▶ Set problem: Your task is to output the entries below word for word.

※ ※ ※

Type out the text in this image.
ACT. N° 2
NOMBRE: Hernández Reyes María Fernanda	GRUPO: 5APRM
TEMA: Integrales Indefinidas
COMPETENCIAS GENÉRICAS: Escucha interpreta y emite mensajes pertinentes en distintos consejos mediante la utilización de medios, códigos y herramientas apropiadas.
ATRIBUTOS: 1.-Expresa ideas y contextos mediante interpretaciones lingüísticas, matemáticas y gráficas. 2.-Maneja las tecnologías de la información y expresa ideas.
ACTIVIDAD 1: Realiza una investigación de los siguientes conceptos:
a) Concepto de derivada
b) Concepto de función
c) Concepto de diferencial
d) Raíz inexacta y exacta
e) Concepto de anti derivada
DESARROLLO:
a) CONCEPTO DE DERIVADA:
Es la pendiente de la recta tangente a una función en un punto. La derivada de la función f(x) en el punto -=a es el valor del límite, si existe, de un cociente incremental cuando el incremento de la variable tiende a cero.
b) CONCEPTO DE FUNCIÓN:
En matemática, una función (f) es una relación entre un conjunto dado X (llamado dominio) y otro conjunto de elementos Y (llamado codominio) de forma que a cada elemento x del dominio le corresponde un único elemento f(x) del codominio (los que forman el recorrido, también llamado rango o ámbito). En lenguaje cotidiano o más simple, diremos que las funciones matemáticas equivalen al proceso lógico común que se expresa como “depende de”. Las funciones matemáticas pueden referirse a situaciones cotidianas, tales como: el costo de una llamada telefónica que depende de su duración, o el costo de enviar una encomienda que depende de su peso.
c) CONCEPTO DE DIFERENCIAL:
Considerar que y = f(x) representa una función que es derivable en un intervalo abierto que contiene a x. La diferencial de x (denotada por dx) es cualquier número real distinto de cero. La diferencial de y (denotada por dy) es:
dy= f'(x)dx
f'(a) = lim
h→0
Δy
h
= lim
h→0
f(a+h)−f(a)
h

※ ※ ※

▶ Completed exercise:
Type out the text in this image.
ACT. N° 2
NOMBRE: Hernández Reyes María Fernanda	GRUPO: 5APRM
TEMA: Integrales Indefinidas
COMPETENCIAS GENÉRICAS: Escucha interpreta y emite mensajes pertinentes en distintos consejos mediante la utilización de medios, códigos y herramientas apropiadas.
ATRIBUTOS: 1.-Expresa ideas y contextos mediante interpretaciones lingüísticas, matemáticas y gráficas. 2.-Maneja las tecnologías de la información y expresa ideas.
ACTIVIDAD 1: Realiza una investigación de los siguientes conceptos:
a) Concepto de derivada
b) Concepto de función
c) Concepto de diferencial
d) Raíz inexacta y exacta
e) Concepto de anti derivada
DESARROLLO:
a) CONCEPTO DE DERIVADA:
Es la pendiente de la recta tangente a una función en un punto. La derivada de la función f(x) en el punto -=a es el valor del límite, si existe, de un cociente incremental cuando el incremento de la variable tiende a cero.
b) CONCEPTO DE FUNCIÓN:
En matemática, una función (f) es una relación entre un conjunto dado X (llamado dominio) y otro conjunto de elementos Y (llamado codominio) de forma que a cada elemento x del dominio le corresponde un único elemento f(x) del codominio (los que forman el recorrido, también llamado rango o ámbito). En lenguaje cotidiano o más simple, diremos que las funciones matemáticas equivalen al proceso lógico común que se expresa como “depende de”. Las funciones matemáticas pueden referirse a situaciones cotidianas, tales como: el costo de una llamada telefónica que depende de su duración, o el costo de enviar una encomienda que depende de su peso.
c) CONCEPTO DE DIFERENCIAL:
Considerar que y = f(x) representa una función que es derivable en un intervalo abierto que contiene a x. La diferencial de x (denotada por dx) es cualquier número real distinto de cero. La diferencial de y (denotada por dy) es:
dy= f'(x)dx
f'(a) = lim
h→0
Δy
h
= lim
h→0
f(a+h)−f(a)
h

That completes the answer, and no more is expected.